Task to carry out:
From the listing, collect all lines containing the word "JSON".

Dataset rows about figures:
####

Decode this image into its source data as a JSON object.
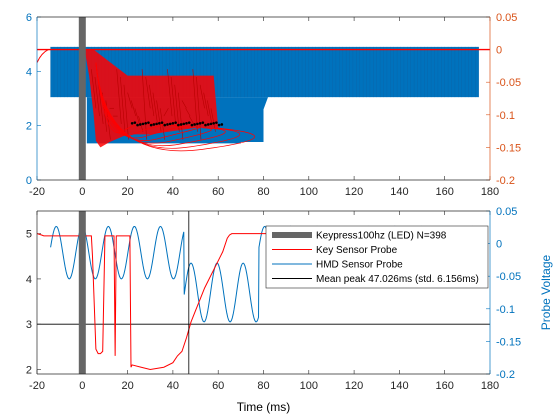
{
  "chart_data": [
    {
      "type": "line",
      "subplot": "top",
      "title": "",
      "xlabel": "",
      "ylabel_left": "",
      "ylabel_right": "",
      "xlim": [
        -20,
        180
      ],
      "ylim_left": [
        0,
        6
      ],
      "ylim_right": [
        -0.2,
        0.05
      ],
      "xticks": [
        "-20",
        "0",
        "20",
        "40",
        "60",
        "80",
        "100",
        "120",
        "140",
        "160",
        "180"
      ],
      "yticks_left": [
        "0",
        "2",
        "4",
        "6"
      ],
      "yticks_right": [
        "-0.2",
        "-0.15",
        "-0.1",
        "-0.05",
        "0",
        "0.05"
      ],
      "keypress_bar_x": 0,
      "hmd_band": {
        "x_start": -14,
        "x_end": 175,
        "y_low": 3.05,
        "y_high": 4.9,
        "y_low_ext": 1.4,
        "x_ext_end": 80
      },
      "key_envelope": {
        "x": [
          1,
          3,
          5,
          6,
          8,
          12,
          20,
          30,
          40,
          50,
          58,
          60
        ],
        "y_right": [
          0,
          -0.04,
          -0.1,
          -0.14,
          -0.15,
          -0.142,
          -0.13,
          -0.13,
          -0.125,
          -0.12,
          -0.12,
          -0.12
        ]
      },
      "black_markers": {
        "x_range": [
          22,
          62
        ],
        "y_right": -0.113
      },
      "colors": {
        "key": "#ff0000",
        "hmd": "#0072bd",
        "right_axis": "#d95319",
        "bar": "#666666"
      }
    },
    {
      "type": "line",
      "subplot": "bottom",
      "title": "",
      "xlabel": "Time (ms)",
      "ylabel_left": "",
      "ylabel_right": "Probe Voltage",
      "xlim": [
        -20,
        180
      ],
      "ylim_left": [
        1.9,
        5.5
      ],
      "ylim_right": [
        -0.2,
        0.05
      ],
      "xticks": [
        "-20",
        "0",
        "20",
        "40",
        "60",
        "80",
        "100",
        "120",
        "140",
        "160",
        "180"
      ],
      "yticks_left": [
        "2",
        "3",
        "4",
        "5"
      ],
      "yticks_right": [
        "-0.2",
        "-0.15",
        "-0.1",
        "-0.05",
        "0",
        "0.05"
      ],
      "keypress_bar_x": 0,
      "mean_peak_x": 47.026,
      "horizontal_line_y": 3,
      "legend": [
        {
          "label": "Keypress100hz (LED)  N=398",
          "color": "#666666",
          "style": "bar"
        },
        {
          "label": "Key Sensor Probe",
          "color": "#ff0000",
          "style": "line"
        },
        {
          "label": "HMD Sensor Probe",
          "color": "#0072bd",
          "style": "line"
        },
        {
          "label": "Mean peak 47.026ms (std. 6.156ms)",
          "color": "#000000",
          "style": "line"
        }
      ],
      "series": [
        {
          "name": "Key Sensor Probe",
          "axis": "left",
          "x": [
            -20,
            -18,
            -17,
            -10,
            -5,
            0,
            4,
            4.5,
            6,
            7,
            8,
            9,
            10,
            11,
            13,
            14,
            14.5,
            15,
            21,
            21.5,
            22,
            26,
            30,
            36,
            40,
            42,
            44,
            46,
            48,
            50,
            52,
            54,
            57,
            60,
            62,
            64,
            65,
            66,
            70,
            80,
            90,
            100,
            110,
            120,
            130,
            140,
            150,
            160,
            170,
            175
          ],
          "y": [
            5,
            4.97,
            4.95,
            4.95,
            4.95,
            4.95,
            4.95,
            4.5,
            2.45,
            2.35,
            2.35,
            2.4,
            4.95,
            4.95,
            4.95,
            4.95,
            2.3,
            4.95,
            4.95,
            2.05,
            2.1,
            2.05,
            2.0,
            2.05,
            2.15,
            2.3,
            2.4,
            2.7,
            3.05,
            3.3,
            3.55,
            3.8,
            4.1,
            4.4,
            4.6,
            4.9,
            4.97,
            5.0,
            5.0,
            5.0,
            5.0,
            5.0,
            5.0,
            5.0,
            5.0,
            5.0,
            5.0,
            5.0,
            5.0,
            5.0
          ]
        },
        {
          "name": "HMD Sensor Probe",
          "axis": "left",
          "start_x": -14,
          "end_x": 175,
          "segments": [
            {
              "x_start": -14,
              "x_end": 45,
              "period_ms": 11.5,
              "center": 4.58,
              "amplitude": 0.58,
              "phase_ms": 0
            },
            {
              "x_start": 45,
              "x_end": 78,
              "period_ms": 11.5,
              "center": 3.7,
              "amplitude": 0.65,
              "phase_ms": 2
            },
            {
              "x_start": 78,
              "x_end": 175,
              "period_ms": 11.5,
              "center": 4.58,
              "amplitude": 0.58,
              "phase_ms": 0
            }
          ]
        }
      ],
      "colors": {
        "key": "#ff0000",
        "hmd": "#0072bd",
        "right_axis": "#0072bd",
        "bar": "#666666"
      }
    }
  ]
}
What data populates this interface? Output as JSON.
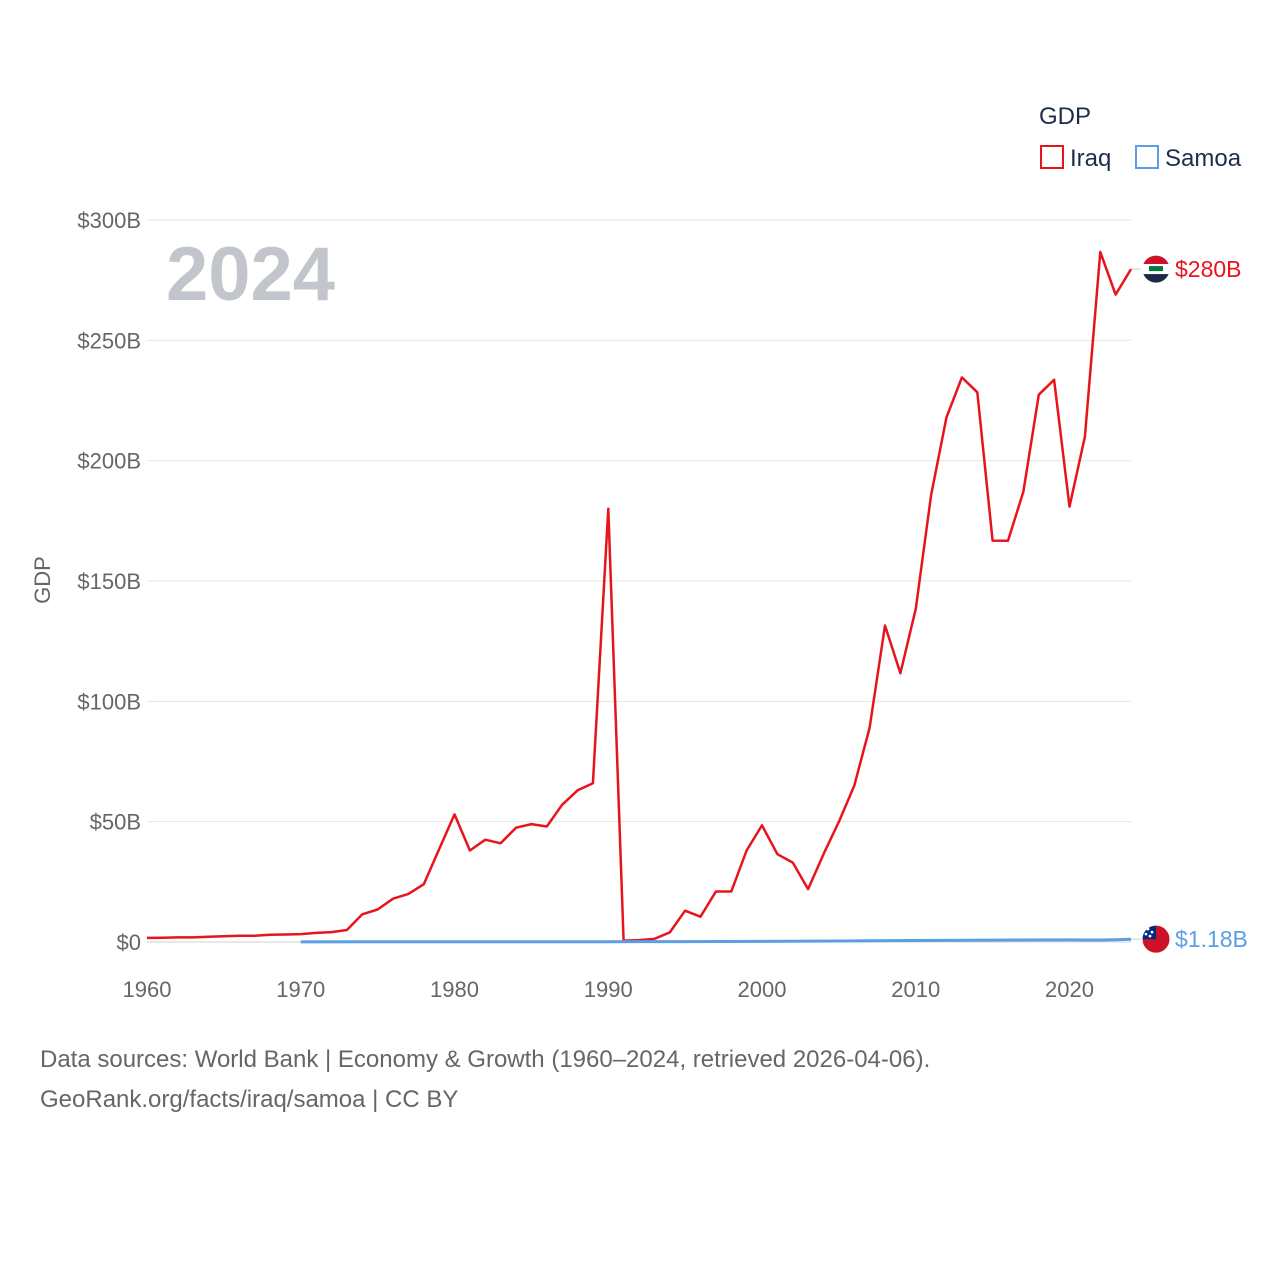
{
  "chart_data": {
    "type": "line",
    "current_year": "2024",
    "ylabel": "GDP",
    "legend_title": "GDP",
    "legend_position": "top-right",
    "xlim": [
      1960,
      2024
    ],
    "ylim": [
      0,
      300
    ],
    "x_ticks": [
      1960,
      1970,
      1980,
      1990,
      2000,
      2010,
      2020
    ],
    "y_ticks": [
      {
        "value": 0,
        "label": "$0"
      },
      {
        "value": 50,
        "label": "$50B"
      },
      {
        "value": 100,
        "label": "$100B"
      },
      {
        "value": 150,
        "label": "$150B"
      },
      {
        "value": 200,
        "label": "$200B"
      },
      {
        "value": 250,
        "label": "$250B"
      },
      {
        "value": 300,
        "label": "$300B"
      }
    ],
    "grid": true,
    "series": [
      {
        "name": "Iraq",
        "color": "#e8141c",
        "end_label": "$280B",
        "flag_icon": "iraq-flag-icon",
        "x": [
          1960,
          1961,
          1962,
          1963,
          1964,
          1965,
          1966,
          1967,
          1968,
          1969,
          1970,
          1971,
          1972,
          1973,
          1974,
          1975,
          1976,
          1977,
          1978,
          1979,
          1980,
          1981,
          1982,
          1983,
          1984,
          1985,
          1986,
          1987,
          1988,
          1989,
          1990,
          1991,
          1992,
          1993,
          1994,
          1995,
          1996,
          1997,
          1998,
          1999,
          2000,
          2001,
          2002,
          2003,
          2004,
          2005,
          2006,
          2007,
          2008,
          2009,
          2010,
          2011,
          2012,
          2013,
          2014,
          2015,
          2016,
          2017,
          2018,
          2019,
          2020,
          2021,
          2022,
          2023,
          2024
        ],
        "values": [
          1.7,
          1.8,
          1.9,
          1.9,
          2.2,
          2.4,
          2.6,
          2.6,
          3.0,
          3.1,
          3.3,
          3.8,
          4.1,
          5.0,
          11.5,
          13.5,
          18.0,
          20.0,
          24.0,
          38.5,
          53.0,
          38.0,
          42.5,
          41.0,
          47.5,
          49.0,
          48.0,
          57.0,
          63.0,
          66.0,
          180.0,
          0.6,
          0.8,
          1.3,
          4.0,
          13.0,
          10.5,
          21.0,
          21.0,
          38.0,
          48.5,
          36.5,
          33.0,
          22.0,
          36.5,
          50.0,
          65.0,
          89.0,
          131.5,
          111.7,
          138.5,
          185.7,
          218.0,
          234.6,
          228.4,
          166.8,
          166.7,
          187.2,
          227.4,
          233.6,
          180.9,
          210.0,
          286.7,
          269.0,
          279.6
        ]
      },
      {
        "name": "Samoa",
        "color": "#5b9ee6",
        "end_label": "$1.18B",
        "flag_icon": "samoa-flag-icon",
        "x": [
          1970,
          1975,
          1980,
          1985,
          1990,
          1995,
          2000,
          2005,
          2010,
          2015,
          2020,
          2021,
          2022,
          2023,
          2024
        ],
        "values": [
          0.05,
          0.08,
          0.12,
          0.09,
          0.12,
          0.17,
          0.24,
          0.43,
          0.64,
          0.78,
          0.87,
          0.84,
          0.83,
          0.94,
          1.18
        ]
      }
    ]
  },
  "footer": {
    "line1": "Data sources: World Bank | Economy & Growth (1960–2024, retrieved 2026-04-06).",
    "line2": "GeoRank.org/facts/iraq/samoa | CC BY"
  }
}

####

Reply:
Decode this image into its source data as a JSON object.
What data populates this interface? Output as JSON.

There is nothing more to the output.